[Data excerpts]
====

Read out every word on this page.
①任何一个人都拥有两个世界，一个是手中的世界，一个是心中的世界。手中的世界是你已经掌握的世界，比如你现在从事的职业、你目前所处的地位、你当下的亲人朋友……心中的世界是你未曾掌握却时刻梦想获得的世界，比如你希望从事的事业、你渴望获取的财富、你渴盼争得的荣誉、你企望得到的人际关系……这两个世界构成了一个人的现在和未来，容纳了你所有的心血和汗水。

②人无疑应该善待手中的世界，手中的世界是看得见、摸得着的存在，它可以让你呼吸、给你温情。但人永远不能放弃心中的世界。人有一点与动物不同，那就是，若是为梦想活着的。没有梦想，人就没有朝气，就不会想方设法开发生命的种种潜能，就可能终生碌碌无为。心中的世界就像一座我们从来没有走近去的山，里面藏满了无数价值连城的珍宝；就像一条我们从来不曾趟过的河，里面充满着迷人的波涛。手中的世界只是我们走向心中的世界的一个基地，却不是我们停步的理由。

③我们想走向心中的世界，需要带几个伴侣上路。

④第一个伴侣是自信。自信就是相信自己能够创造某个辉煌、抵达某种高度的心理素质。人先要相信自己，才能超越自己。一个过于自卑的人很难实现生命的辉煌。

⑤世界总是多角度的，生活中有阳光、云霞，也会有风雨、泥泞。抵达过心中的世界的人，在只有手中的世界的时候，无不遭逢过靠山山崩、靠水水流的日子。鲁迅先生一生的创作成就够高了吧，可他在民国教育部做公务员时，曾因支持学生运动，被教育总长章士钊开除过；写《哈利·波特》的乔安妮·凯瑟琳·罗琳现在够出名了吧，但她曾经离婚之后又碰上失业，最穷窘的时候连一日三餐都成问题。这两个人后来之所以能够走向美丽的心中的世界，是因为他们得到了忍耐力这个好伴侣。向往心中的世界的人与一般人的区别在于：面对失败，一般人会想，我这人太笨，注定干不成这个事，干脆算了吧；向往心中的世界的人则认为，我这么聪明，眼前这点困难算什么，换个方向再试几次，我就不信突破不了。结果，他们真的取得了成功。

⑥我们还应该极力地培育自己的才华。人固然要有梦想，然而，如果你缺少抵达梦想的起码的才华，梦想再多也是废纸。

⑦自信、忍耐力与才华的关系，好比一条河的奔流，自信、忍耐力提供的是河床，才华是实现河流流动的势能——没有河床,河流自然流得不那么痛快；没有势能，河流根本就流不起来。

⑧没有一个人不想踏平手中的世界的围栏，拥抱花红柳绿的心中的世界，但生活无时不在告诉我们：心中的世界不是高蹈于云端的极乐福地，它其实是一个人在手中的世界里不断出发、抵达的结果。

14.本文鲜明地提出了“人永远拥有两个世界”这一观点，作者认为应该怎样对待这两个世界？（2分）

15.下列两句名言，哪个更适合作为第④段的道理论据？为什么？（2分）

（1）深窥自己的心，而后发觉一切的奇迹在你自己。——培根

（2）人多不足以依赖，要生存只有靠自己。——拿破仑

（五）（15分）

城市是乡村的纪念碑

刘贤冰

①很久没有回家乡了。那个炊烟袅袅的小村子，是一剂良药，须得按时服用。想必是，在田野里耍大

====

Description of the task:
Print every line of the records exactly. Omit nothing.

Response:
Read out every word on this page.
①任何一个人都拥有两个世界，一个是手中的世界，一个是心中的世界。手中的世界是你已经掌握的世界，比如你现在从事的职业、你目前所处的地位、你当下的亲人朋友……心中的世界是你未曾掌握却时刻梦想获得的世界，比如你希望从事的事业、你渴望获取的财富、你渴盼争得的荣誉、你企望得到的人际关系……这两个世界构成了一个人的现在和未来，容纳了你所有的心血和汗水。

②人无疑应该善待手中的世界，手中的世界是看得见、摸得着的存在，它可以让你呼吸、给你温情。但人永远不能放弃心中的世界。人有一点与动物不同，那就是，若是为梦想活着的。没有梦想，人就没有朝气，就不会想方设法开发生命的种种潜能，就可能终生碌碌无为。心中的世界就像一座我们从来没有走近去的山，里面藏满了无数价值连城的珍宝；就像一条我们从来不曾趟过的河，里面充满着迷人的波涛。手中的世界只是我们走向心中的世界的一个基地，却不是我们停步的理由。

③我们想走向心中的世界，需要带几个伴侣上路。

④第一个伴侣是自信。自信就是相信自己能够创造某个辉煌、抵达某种高度的心理素质。人先要相信自己，才能超越自己。一个过于自卑的人很难实现生命的辉煌。

⑤世界总是多角度的，生活中有阳光、云霞，也会有风雨、泥泞。抵达过心中的世界的人，在只有手中的世界的时候，无不遭逢过靠山山崩、靠水水流的日子。鲁迅先生一生的创作成就够高了吧，可他在民国教育部做公务员时，曾因支持学生运动，被教育总长章士钊开除过；写《哈利·波特》的乔安妮·凯瑟琳·罗琳现在够出名了吧，但她曾经离婚之后又碰上失业，最穷窘的时候连一日三餐都成问题。这两个人后来之所以能够走向美丽的心中的世界，是因为他们得到了忍耐力这个好伴侣。向往心中的世界的人与一般人的区别在于：面对失败，一般人会想，我这人太笨，注定干不成这个事，干脆算了吧；向往心中的世界的人则认为，我这么聪明，眼前这点困难算什么，换个方向再试几次，我就不信突破不了。结果，他们真的取得了成功。

⑥我们还应该极力地培育自己的才华。人固然要有梦想，然而，如果你缺少抵达梦想的起码的才华，梦想再多也是废纸。

⑦自信、忍耐力与才华的关系，好比一条河的奔流，自信、忍耐力提供的是河床，才华是实现河流流动的势能——没有河床,河流自然流得不那么痛快；没有势能，河流根本就流不起来。

⑧没有一个人不想踏平手中的世界的围栏，拥抱花红柳绿的心中的世界，但生活无时不在告诉我们：心中的世界不是高蹈于云端的极乐福地，它其实是一个人在手中的世界里不断出发、抵达的结果。

14.本文鲜明地提出了“人永远拥有两个世界”这一观点，作者认为应该怎样对待这两个世界？（2分）

15.下列两句名言，哪个更适合作为第④段的道理论据？为什么？（2分）

（1）深窥自己的心，而后发觉一切的奇迹在你自己。——培根

（2）人多不足以依赖，要生存只有靠自己。——拿破仑

（五）（15分）

城市是乡村的纪念碑

刘贤冰

①很久没有回家乡了。那个炊烟袅袅的小村子，是一剂良药，须得按时服用。想必是，在田野里耍大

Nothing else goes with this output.